- [Written problem]:
Quote the records below in full, exactly as given, with the images taken out.

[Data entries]
--

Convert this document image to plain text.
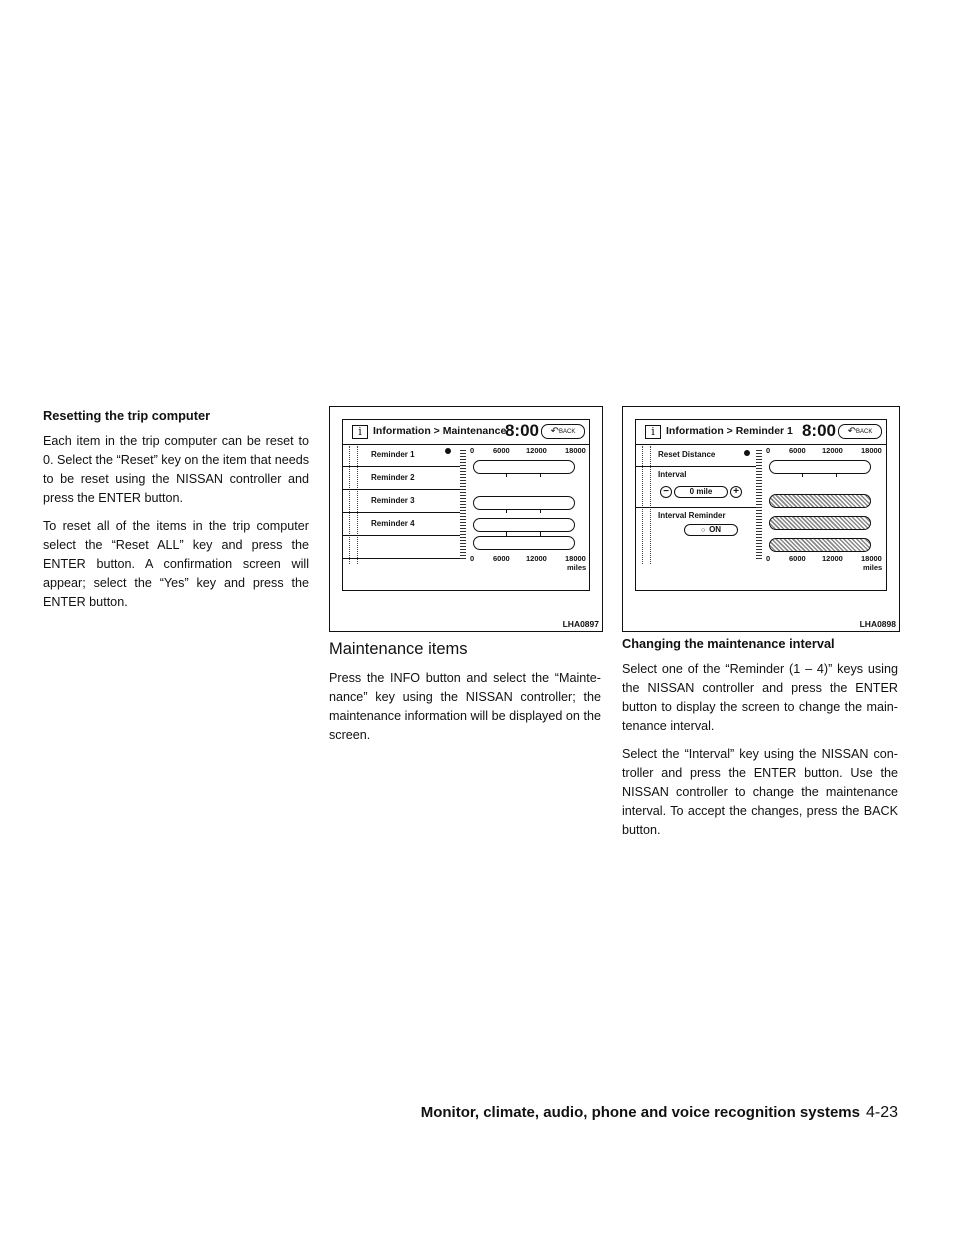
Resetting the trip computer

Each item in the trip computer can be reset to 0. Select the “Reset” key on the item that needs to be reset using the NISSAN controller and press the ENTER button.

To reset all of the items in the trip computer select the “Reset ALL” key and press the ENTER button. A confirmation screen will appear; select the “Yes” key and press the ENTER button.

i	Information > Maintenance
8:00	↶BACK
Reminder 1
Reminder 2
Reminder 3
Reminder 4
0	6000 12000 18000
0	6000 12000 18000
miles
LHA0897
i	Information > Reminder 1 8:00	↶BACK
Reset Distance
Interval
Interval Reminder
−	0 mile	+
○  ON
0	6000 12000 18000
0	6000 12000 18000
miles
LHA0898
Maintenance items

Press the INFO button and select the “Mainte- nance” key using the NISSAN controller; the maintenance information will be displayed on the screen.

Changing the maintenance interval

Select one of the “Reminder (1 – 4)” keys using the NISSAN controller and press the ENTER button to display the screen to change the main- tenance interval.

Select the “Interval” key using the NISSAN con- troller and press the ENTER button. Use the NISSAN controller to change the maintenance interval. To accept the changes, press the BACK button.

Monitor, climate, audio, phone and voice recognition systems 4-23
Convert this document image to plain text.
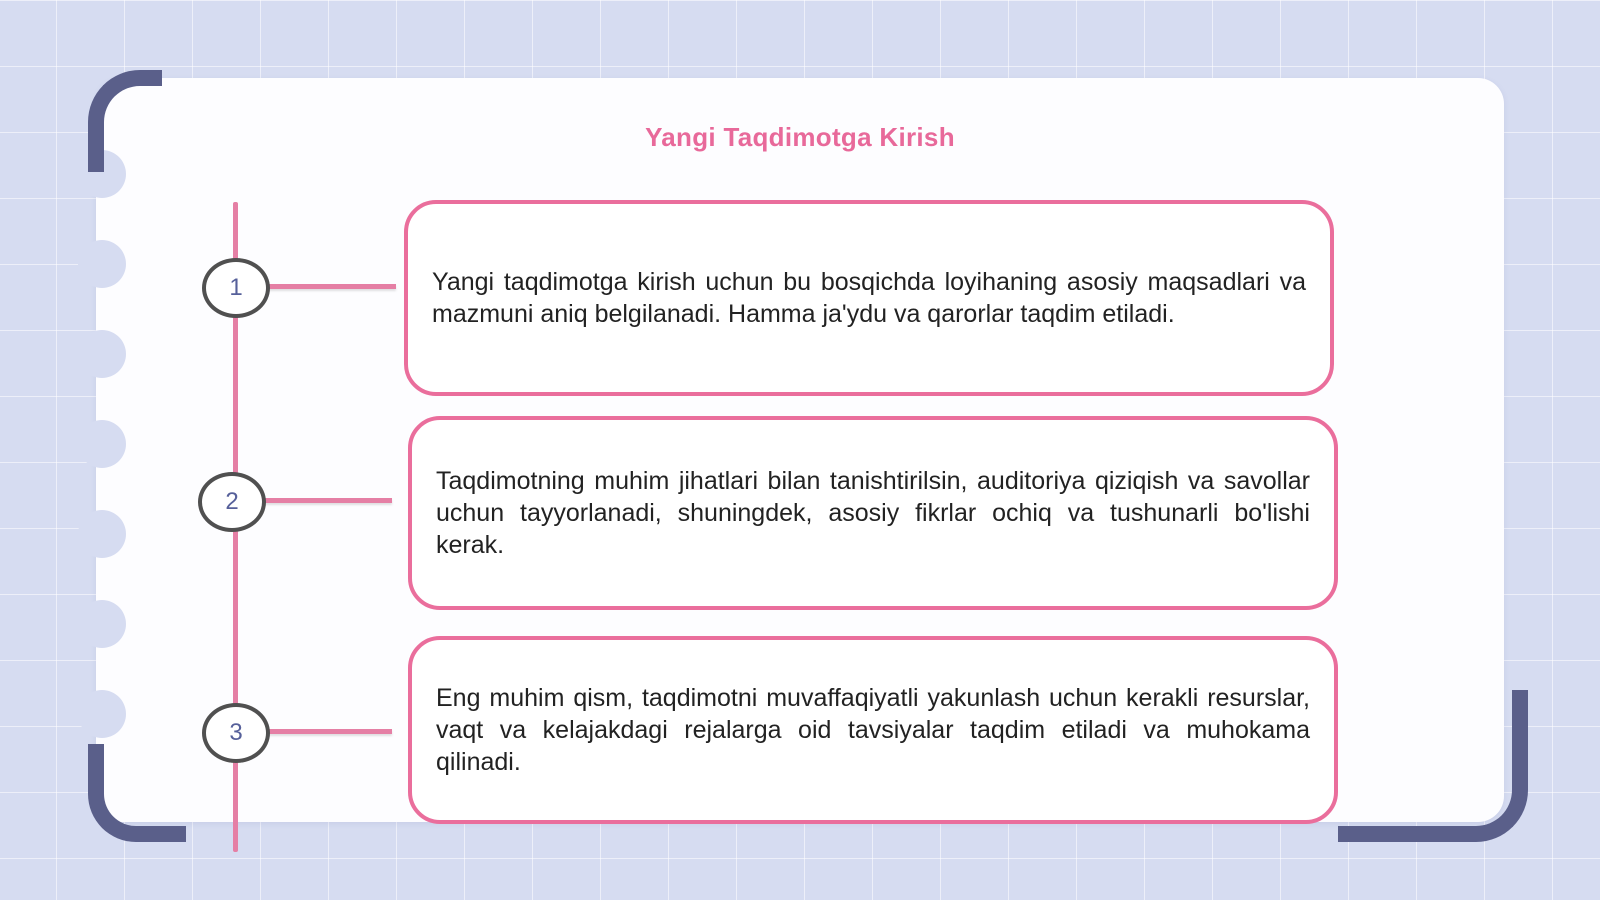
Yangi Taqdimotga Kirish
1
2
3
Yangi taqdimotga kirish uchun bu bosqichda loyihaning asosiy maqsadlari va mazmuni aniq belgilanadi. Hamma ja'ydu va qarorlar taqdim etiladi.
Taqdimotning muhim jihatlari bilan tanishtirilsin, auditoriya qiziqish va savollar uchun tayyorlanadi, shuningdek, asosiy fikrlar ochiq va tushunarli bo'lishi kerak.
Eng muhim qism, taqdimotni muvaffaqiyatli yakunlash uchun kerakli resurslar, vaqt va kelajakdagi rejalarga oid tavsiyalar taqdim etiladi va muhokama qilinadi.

--

- [Correct response]:
Convert this document image to plain text.
Resetting the trip computer

Each item in the trip computer can be reset to 0. Select the “Reset” key on the item that needs to be reset using the NISSAN controller and press the ENTER button.

To reset all of the items in the trip computer select the “Reset ALL” key and press the ENTER button. A confirmation screen will appear; select the “Yes” key and press the ENTER button.

i	Information > Maintenance
8:00	↶BACK
Reminder 1
Reminder 2
Reminder 3
Reminder 4
0	6000 12000 18000
0	6000 12000 18000
miles
LHA0897
i	Information > Reminder 1 8:00	↶BACK
Reset Distance
Interval
Interval Reminder
−	0 mile	+
○  ON
0	6000 12000 18000
0	6000 12000 18000
miles
LHA0898
Maintenance items

Press the INFO button and select the “Mainte- nance” key using the NISSAN controller; the maintenance information will be displayed on the screen.

Changing the maintenance interval

Select one of the “Reminder (1 – 4)” keys using the NISSAN controller and press the ENTER button to display the screen to change the main- tenance interval.

Select the “Interval” key using the NISSAN con- troller and press the ENTER button. Use the NISSAN controller to change the maintenance interval. To accept the changes, press the BACK button.

Monitor, climate, audio, phone and voice recognition systems 4-23
Convert this document image to plain text.
Yangi Taqdimotga Kirish
1
2
3
Yangi taqdimotga kirish uchun bu bosqichda loyihaning asosiy maqsadlari va mazmuni aniq belgilanadi. Hamma ja'ydu va qarorlar taqdim etiladi.
Taqdimotning muhim jihatlari bilan tanishtirilsin, auditoriya qiziqish va savollar uchun tayyorlanadi, shuningdek, asosiy fikrlar ochiq va tushunarli bo'lishi kerak.
Eng muhim qism, taqdimotni muvaffaqiyatli yakunlash uchun kerakli resurslar, vaqt va kelajakdagi rejalarga oid tavsiyalar taqdim etiladi va muhokama qilinadi.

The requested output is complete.